» To be done:
Only lines holding the string "text" are wanted; copy each one from the material.

- - -

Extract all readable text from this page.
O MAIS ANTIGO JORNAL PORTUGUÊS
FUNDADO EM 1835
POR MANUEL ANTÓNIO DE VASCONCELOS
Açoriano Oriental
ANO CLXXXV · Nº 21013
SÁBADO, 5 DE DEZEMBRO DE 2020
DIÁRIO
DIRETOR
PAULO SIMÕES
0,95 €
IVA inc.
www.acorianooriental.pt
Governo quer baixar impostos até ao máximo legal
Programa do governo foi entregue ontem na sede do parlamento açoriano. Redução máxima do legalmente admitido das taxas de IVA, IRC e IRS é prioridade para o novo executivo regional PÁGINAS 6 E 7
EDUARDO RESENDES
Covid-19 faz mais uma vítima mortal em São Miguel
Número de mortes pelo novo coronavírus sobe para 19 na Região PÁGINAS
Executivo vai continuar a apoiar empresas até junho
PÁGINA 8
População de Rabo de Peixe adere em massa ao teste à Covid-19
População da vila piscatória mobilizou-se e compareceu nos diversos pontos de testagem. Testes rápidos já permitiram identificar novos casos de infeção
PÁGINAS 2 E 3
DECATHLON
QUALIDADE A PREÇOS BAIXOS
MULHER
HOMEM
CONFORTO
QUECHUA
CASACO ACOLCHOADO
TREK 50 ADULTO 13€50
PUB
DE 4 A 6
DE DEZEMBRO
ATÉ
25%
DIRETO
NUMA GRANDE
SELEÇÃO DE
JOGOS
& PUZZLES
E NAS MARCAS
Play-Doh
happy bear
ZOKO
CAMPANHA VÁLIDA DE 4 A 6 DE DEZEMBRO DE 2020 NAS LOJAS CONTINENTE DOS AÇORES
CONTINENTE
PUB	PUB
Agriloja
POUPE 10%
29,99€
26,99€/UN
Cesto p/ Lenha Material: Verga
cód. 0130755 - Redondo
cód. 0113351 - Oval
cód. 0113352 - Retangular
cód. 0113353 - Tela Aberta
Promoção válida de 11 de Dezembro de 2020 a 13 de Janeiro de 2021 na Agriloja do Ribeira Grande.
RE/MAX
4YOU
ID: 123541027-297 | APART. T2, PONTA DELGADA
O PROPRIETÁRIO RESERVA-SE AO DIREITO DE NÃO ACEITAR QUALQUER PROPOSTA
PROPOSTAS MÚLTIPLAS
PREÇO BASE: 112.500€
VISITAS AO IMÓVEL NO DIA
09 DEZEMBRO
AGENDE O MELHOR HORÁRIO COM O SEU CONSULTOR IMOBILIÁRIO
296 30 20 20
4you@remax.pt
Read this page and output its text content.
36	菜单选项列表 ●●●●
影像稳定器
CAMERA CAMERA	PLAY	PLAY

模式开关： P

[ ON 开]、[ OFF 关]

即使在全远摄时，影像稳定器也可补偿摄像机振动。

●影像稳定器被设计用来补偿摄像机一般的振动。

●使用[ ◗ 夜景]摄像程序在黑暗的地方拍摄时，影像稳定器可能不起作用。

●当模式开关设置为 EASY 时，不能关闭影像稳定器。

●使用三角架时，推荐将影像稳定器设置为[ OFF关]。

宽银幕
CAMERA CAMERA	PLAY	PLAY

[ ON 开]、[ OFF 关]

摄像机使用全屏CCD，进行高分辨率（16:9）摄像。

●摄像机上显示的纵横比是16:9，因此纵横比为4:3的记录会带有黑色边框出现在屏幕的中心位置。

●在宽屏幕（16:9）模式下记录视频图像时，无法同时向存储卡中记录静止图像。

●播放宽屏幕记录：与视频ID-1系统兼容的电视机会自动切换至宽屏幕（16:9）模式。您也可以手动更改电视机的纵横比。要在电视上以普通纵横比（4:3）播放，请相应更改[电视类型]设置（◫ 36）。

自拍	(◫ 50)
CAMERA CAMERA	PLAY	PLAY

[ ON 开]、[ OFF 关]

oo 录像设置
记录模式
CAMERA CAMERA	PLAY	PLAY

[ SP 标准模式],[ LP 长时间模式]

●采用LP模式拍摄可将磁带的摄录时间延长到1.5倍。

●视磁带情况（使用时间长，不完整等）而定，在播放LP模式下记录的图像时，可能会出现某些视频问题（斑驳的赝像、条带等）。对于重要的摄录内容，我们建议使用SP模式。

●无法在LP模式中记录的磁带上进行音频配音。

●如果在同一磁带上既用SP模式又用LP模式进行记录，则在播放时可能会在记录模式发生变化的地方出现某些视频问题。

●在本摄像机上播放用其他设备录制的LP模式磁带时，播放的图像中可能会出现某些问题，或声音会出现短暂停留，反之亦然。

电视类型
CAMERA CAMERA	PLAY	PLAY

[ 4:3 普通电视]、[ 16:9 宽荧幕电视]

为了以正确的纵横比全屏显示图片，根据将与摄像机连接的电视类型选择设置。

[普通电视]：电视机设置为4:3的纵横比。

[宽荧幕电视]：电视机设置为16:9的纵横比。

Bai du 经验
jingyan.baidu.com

- - -

» Solution for this problem:
Extract all readable text from this page.
Read this page and output its text content.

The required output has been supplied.